• [Exercises to complete]
a – Reproduce the passage of the article on Saudi Arabia's Red Sea coastal destination from "Hotel rooms carved" up to and including "have been constructed.".
b – Write the next part of the article on Saudi Arabia's Red Sea coastal destination, picking up right after its final sentence.

+++ Document +++

From an eco-friendly resort carved into the mountains to futuristic overwater villas with views to rival the Maldives and new mangrove habitats, the kingdom's flagship coastal destination is rapidly taking shape.
One of the most important landmarks at the location is the new Red Sea International Airport, which will welcome its first leisure passengers – on domestic flights from Riyadh and Jeddah – this year.
“The Red Sea International Airport is progressing as planned and is on track to start receiving its first domestic flights later this year,” said Red Sea Global, the Public Investment Fund responsible for the project.
Designed by Foster + Partners and inspired by the colours of the surrounding desert landscape, the cantilever-roofed airport will imitate the experience of a private aircraft terminal with smaller spaces and personalised service. It will also be the region's first carbon-neutral airport.
Hotel rooms carved into rock and futuristic overwater pods
Desert Rock, an ultra-luxury resort at the destination is halfway ready to welcome guests with 10 signature rooms carved into the cliff and interiors excavated from rock. Set in a hidden valley and surrounded by mountains, the resort blends into its location and offers uninterrupted views of the dramatic desert landscape. The resort's ground-level wadi villas are also nearly ready to receive guests.
On the futuristic Sheybarah Island – one of 92 isles that make up the coastal destination – 38 reflective overwater orb villas have been constructed.
A 45-minute boat ride from the mainland, the island has a 30-metre reef drop-off right by the beach, which will appeal to those who love to explore the ocean. A luxury spa and two speciality restaurants have also been constructed on the island.
Shura Island – the main hub of the Red Sea development – has 11 luxury resorts under construction including Jumeirah The Red Sea, The Red Sea Edition and Raffles Red Sea. Connected to the mainland by a 3.3km crossing – Saudi Arabia's longest internal bridge – the island is naturally shaped like a dolphin. It will also have a luxury marina and an 18-hole championship golf course. The golf clubhouse has already been built.
Developers are now working to enhance the surrounding coastline of the isle, including creating new beaches and mangrove habitats to support native fauna and flora.

+++ Record extracts +++

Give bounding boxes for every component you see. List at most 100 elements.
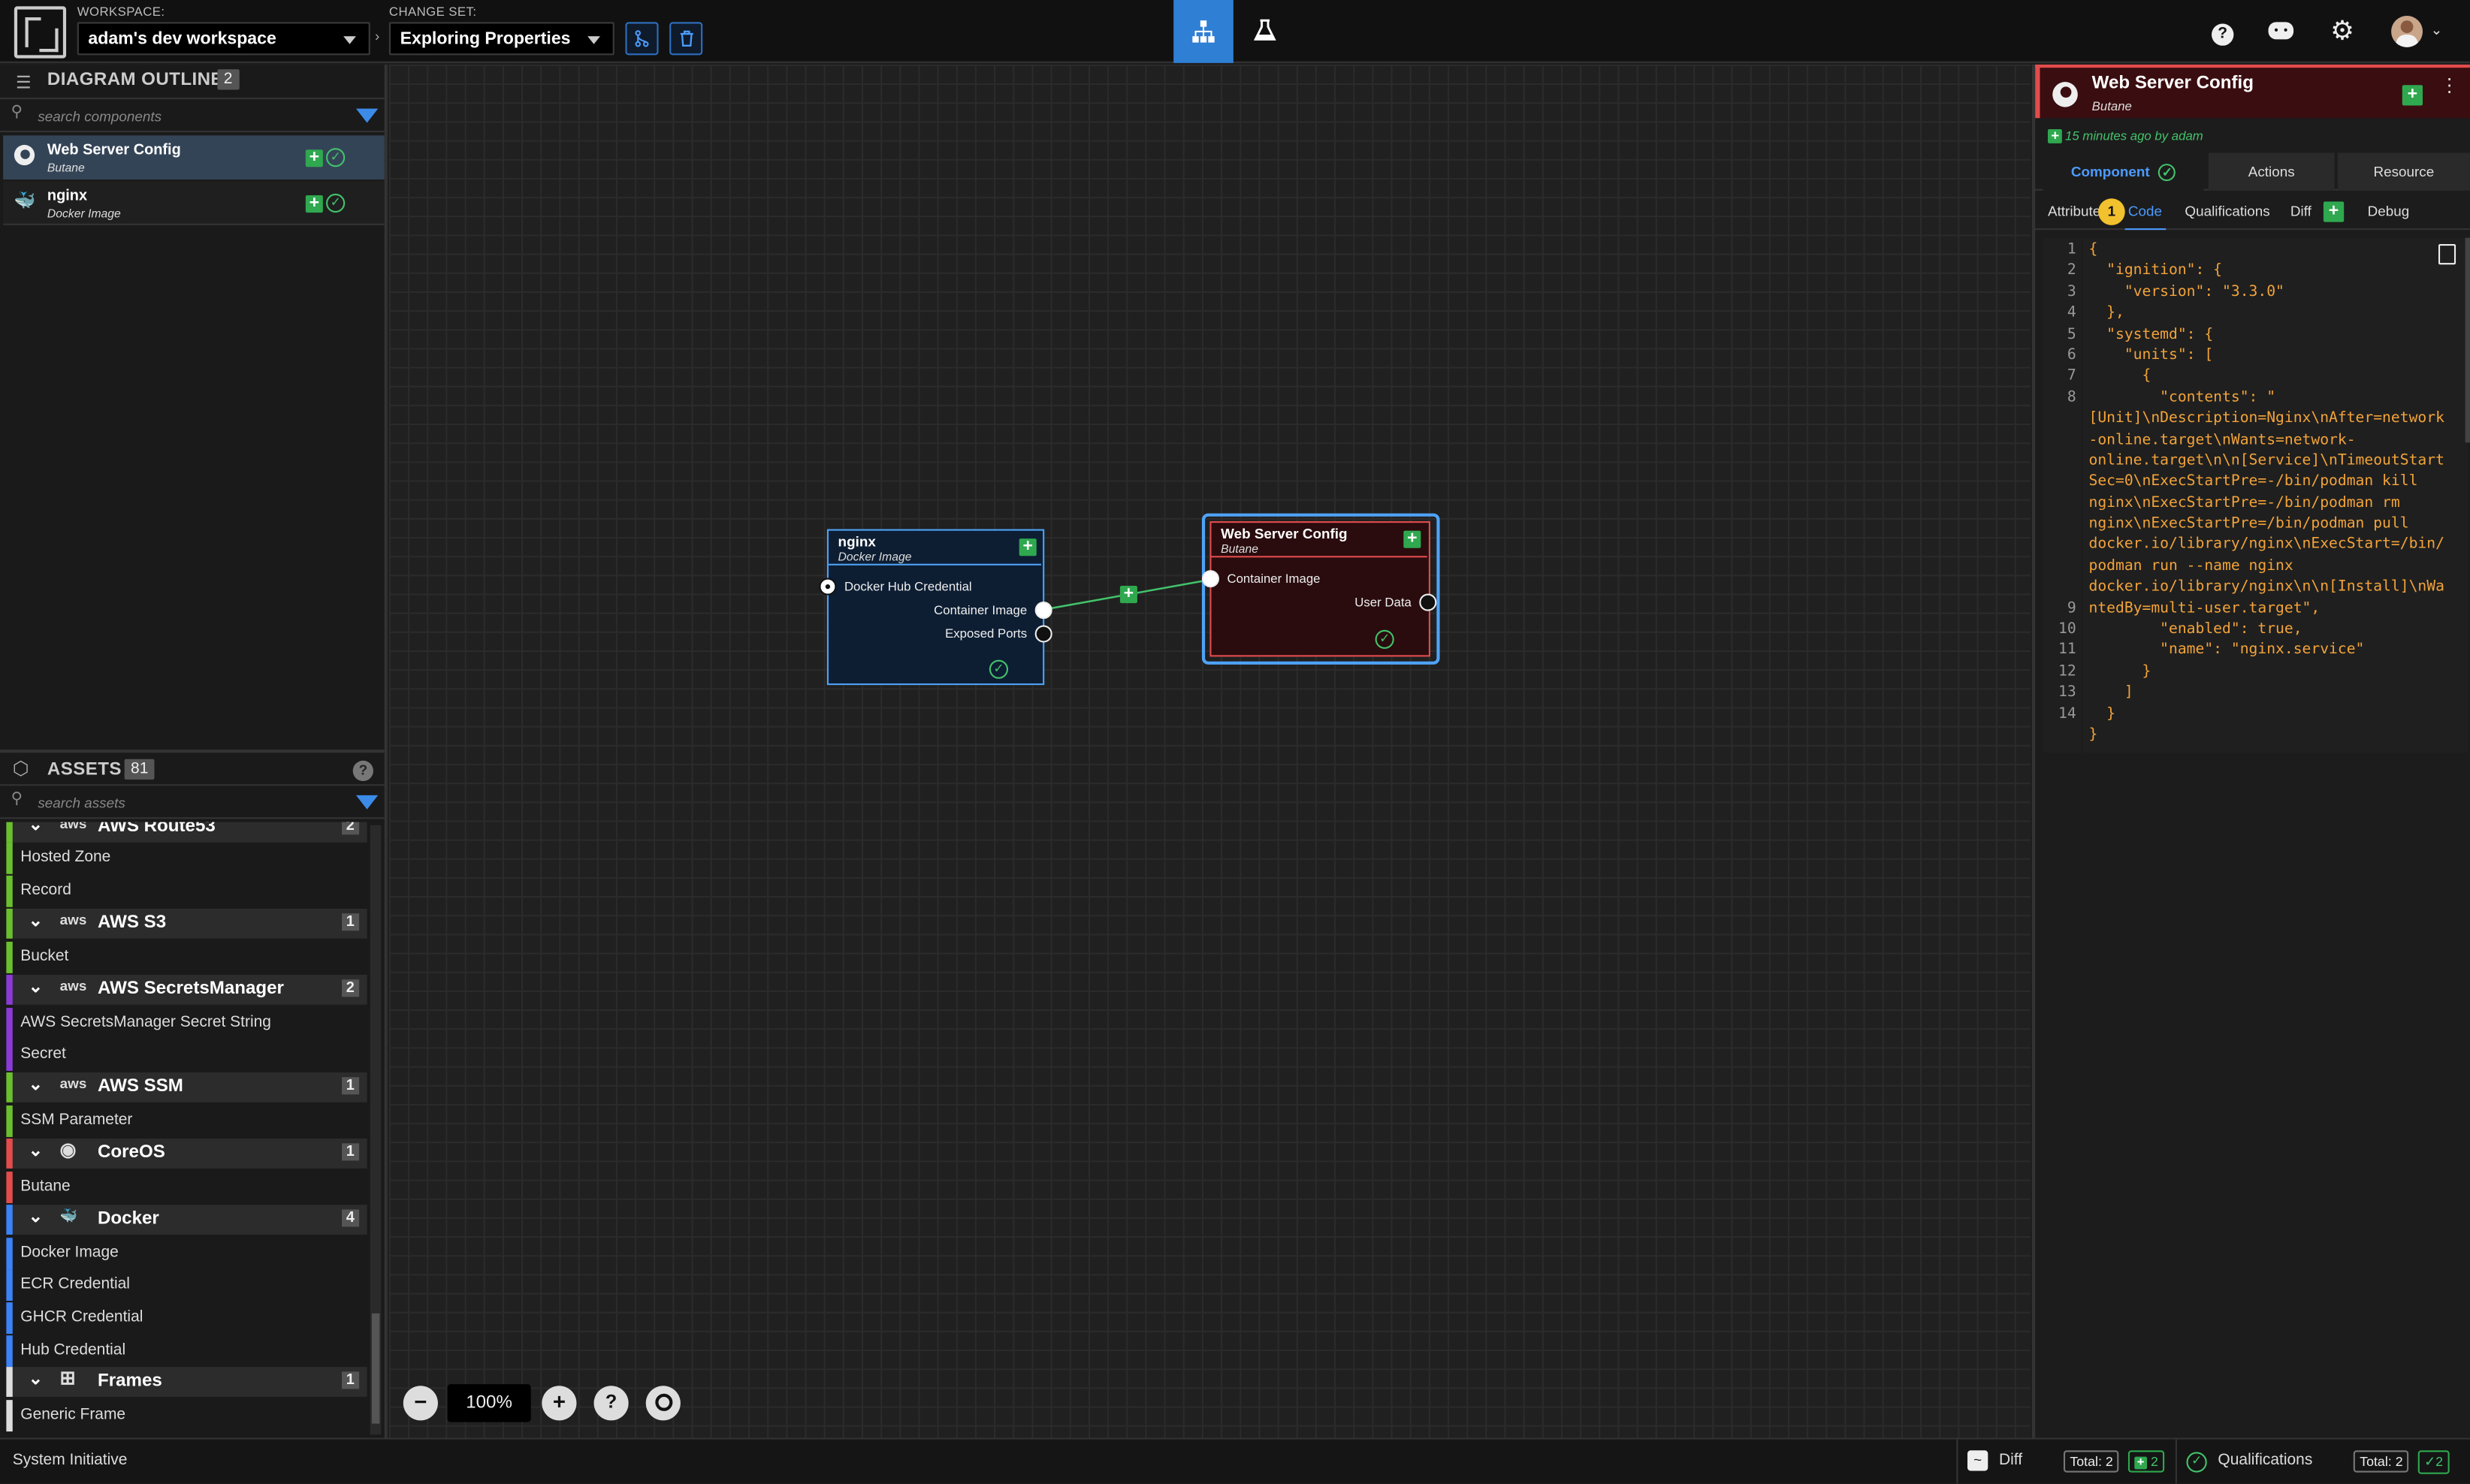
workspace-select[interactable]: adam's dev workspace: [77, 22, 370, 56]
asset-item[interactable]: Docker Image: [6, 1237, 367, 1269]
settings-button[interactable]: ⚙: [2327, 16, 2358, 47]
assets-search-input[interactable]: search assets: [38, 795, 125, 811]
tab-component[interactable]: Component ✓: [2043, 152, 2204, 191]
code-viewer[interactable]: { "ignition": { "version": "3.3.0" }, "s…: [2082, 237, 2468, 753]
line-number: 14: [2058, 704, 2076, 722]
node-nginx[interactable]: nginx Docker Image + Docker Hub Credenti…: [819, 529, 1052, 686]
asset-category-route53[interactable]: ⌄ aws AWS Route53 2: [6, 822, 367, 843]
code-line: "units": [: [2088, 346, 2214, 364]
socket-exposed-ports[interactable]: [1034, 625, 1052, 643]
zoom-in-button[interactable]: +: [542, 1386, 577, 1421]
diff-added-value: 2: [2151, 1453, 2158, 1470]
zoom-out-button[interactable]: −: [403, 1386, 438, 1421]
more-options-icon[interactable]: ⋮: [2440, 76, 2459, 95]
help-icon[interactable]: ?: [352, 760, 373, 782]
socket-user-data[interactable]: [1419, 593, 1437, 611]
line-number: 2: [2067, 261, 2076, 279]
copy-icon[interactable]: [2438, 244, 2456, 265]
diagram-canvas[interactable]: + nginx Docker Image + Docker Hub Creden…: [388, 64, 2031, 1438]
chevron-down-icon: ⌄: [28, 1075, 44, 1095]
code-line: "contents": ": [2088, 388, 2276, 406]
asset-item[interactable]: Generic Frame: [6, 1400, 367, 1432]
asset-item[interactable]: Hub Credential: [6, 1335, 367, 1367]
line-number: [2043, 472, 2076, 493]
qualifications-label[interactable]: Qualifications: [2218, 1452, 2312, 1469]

+++

• [Results]
a –
Hotel rooms carved into rock and futuristic overwater pods
Desert Rock, an ultra-luxury resort at the destination is halfway ready to welcome guests with 10 signature rooms carved into the cliff and interiors excavated from rock. Set in a hidden valley and surrounded by mountains, the resort blends into its location and offers uninterrupted views of the dramatic desert landscape. The resort's ground-level wadi villas are also nearly ready to receive guests.
On the futuristic Sheybarah Island – one of 92 isles that make up the coastal destination – 38 reflective overwater orb villas have been constructed.

b –
Sustainability has been key to the project from the outset and progress is being made on this front. About 760,000 photovoltaic panels, which will power phase one of the development, have already been installed.
Travellers can book stays at Six Senses Southern Dunes
One of five solar farms in the destination is near Six Senses Southern Dunes, The Red Sea, and utilities at this luxury inland resort are already being entirely powered by the plant’s clean energy.
No confirmed opening date has been announced for the property, which will be the first to open in the destination, but bookings are being taken on the hotel's website for stays from December 1.
"We stand at the brink of an extraordinary moment as we prepare to unveil The Red Sea destination to the world," said John Pagano, group chief executive at Red Sea Global.
"In six years, we have made exceptional progress, creating exquisite resorts and best-in-class sustainable infrastructure in a remote location, demonstrating innovation in line with our regenerative approach and commitment to responsible development."
Phase one will open with the international airport and three hotels – The St Regis Red Sea Resort, Nujuma, a Ritz-Carlton Reserve and the aforementioned Six Senses.
When fully completed in 2030, the project will feature 50 resorts and 8,000 hotel rooms spread over 22 islands and six inland sites.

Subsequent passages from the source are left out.